— START DATASET RECORDS —

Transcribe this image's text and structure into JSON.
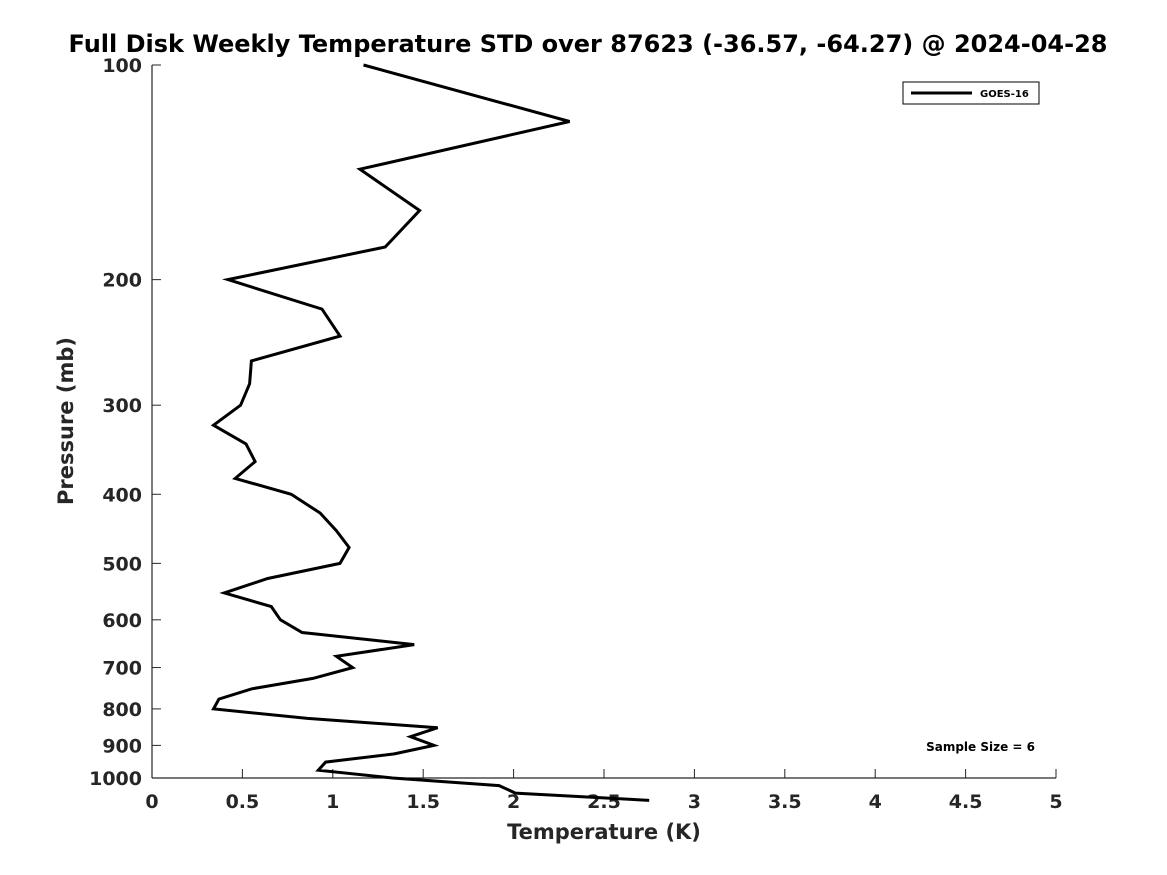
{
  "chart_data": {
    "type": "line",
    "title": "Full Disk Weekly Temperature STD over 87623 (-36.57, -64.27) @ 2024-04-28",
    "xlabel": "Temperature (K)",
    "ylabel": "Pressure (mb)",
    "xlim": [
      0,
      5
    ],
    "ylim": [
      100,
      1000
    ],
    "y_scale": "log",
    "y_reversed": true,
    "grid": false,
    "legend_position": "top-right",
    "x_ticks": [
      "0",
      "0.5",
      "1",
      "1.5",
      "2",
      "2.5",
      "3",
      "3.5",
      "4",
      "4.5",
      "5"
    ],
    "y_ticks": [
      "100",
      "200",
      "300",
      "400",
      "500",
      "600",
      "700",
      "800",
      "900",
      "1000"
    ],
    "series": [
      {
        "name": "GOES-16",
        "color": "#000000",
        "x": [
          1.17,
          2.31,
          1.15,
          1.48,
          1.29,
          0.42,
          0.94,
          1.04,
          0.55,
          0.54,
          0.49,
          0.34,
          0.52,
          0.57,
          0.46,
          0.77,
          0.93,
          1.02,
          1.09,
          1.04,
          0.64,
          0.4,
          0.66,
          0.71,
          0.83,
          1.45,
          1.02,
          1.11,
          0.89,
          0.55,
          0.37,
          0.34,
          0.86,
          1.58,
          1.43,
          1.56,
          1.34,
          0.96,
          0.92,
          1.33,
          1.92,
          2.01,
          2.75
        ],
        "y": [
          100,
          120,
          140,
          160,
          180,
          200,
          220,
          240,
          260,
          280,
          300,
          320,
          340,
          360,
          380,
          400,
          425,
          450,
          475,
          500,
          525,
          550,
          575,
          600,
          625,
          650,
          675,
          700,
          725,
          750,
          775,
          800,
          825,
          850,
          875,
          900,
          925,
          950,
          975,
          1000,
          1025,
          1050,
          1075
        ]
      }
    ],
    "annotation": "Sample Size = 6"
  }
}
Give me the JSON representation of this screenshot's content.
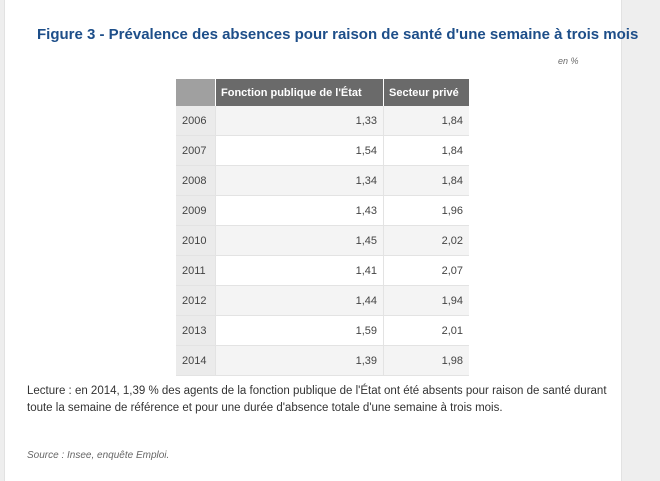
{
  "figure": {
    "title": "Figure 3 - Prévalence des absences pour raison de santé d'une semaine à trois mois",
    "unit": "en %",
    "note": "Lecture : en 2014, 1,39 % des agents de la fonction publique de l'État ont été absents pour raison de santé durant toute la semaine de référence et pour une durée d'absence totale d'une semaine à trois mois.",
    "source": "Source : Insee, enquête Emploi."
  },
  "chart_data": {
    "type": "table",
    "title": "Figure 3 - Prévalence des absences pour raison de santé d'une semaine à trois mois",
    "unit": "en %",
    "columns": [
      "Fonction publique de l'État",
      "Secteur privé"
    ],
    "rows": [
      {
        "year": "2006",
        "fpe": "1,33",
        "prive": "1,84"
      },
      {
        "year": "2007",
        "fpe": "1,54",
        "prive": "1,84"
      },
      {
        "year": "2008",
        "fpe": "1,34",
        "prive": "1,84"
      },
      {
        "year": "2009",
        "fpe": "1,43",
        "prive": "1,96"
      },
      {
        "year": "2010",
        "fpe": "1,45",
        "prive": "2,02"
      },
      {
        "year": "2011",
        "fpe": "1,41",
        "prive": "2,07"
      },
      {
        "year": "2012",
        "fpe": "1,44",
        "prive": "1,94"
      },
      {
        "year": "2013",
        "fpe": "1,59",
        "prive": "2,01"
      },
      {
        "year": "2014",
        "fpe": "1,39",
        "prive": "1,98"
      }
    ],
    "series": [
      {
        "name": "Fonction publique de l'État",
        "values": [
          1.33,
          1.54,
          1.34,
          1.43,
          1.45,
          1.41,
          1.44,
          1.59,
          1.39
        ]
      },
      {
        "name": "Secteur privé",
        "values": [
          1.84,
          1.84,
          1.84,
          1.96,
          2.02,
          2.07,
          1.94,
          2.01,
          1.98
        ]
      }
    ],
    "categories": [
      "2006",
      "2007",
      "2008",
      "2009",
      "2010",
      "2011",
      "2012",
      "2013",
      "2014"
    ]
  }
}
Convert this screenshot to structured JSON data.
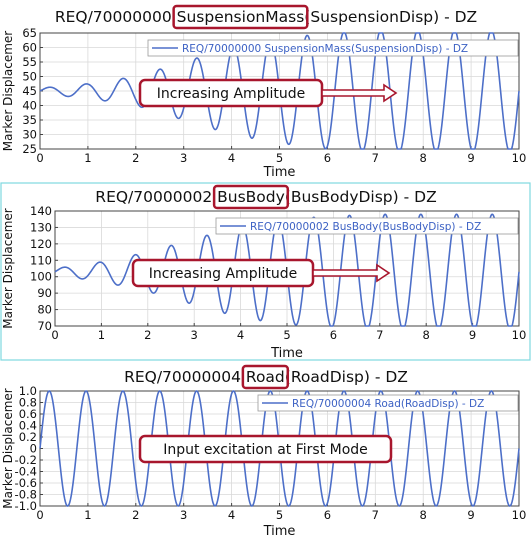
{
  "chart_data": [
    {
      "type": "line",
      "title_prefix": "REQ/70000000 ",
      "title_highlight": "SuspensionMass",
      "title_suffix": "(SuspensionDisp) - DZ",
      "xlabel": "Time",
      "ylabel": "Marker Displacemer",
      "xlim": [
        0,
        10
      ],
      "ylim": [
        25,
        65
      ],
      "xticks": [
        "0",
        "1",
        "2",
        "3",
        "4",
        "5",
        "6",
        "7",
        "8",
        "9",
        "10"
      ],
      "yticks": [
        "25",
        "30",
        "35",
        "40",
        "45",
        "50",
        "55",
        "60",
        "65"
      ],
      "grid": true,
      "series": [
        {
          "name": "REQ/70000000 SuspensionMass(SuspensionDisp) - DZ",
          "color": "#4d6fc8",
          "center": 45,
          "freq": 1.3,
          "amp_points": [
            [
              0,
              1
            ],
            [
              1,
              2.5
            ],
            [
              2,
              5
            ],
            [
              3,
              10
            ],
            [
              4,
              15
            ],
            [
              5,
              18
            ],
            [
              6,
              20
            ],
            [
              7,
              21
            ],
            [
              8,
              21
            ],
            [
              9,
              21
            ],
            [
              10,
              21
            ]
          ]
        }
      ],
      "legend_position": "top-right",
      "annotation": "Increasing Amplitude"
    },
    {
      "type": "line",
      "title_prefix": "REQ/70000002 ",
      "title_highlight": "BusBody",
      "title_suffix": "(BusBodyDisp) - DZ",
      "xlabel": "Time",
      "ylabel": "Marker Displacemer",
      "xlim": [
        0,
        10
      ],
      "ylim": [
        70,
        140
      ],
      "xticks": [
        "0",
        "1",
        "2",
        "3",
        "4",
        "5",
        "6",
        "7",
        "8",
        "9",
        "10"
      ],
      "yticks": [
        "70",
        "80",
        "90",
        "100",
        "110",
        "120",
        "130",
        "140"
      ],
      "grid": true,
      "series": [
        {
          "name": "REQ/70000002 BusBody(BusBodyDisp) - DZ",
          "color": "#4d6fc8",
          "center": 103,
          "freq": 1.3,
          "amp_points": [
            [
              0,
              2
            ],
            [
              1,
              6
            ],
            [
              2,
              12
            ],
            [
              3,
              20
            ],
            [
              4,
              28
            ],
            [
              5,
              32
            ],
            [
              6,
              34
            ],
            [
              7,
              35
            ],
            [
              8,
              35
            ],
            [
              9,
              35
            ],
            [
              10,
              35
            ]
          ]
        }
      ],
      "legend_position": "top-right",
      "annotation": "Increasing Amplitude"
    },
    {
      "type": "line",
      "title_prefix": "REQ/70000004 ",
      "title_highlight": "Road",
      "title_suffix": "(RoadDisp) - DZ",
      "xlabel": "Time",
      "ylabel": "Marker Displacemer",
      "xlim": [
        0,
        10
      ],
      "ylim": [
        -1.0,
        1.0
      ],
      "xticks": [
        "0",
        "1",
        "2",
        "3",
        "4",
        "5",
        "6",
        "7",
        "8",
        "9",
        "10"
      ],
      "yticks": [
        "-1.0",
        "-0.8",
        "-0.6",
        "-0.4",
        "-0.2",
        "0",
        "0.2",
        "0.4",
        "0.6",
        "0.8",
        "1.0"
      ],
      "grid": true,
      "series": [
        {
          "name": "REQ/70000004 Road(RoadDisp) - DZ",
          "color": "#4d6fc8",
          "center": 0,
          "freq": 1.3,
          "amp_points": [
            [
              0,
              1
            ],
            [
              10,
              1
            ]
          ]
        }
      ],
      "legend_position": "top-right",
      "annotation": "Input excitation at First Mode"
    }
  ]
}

— END DATASET RECORDS —

In the material above, find the lines that contain "SuspensionDisp" and show them.

PROBLEM SOLUTION |
      "title_suffix": "(SuspensionDisp) - DZ",
          "name": "REQ/70000000 SuspensionMass(SuspensionDisp) - DZ",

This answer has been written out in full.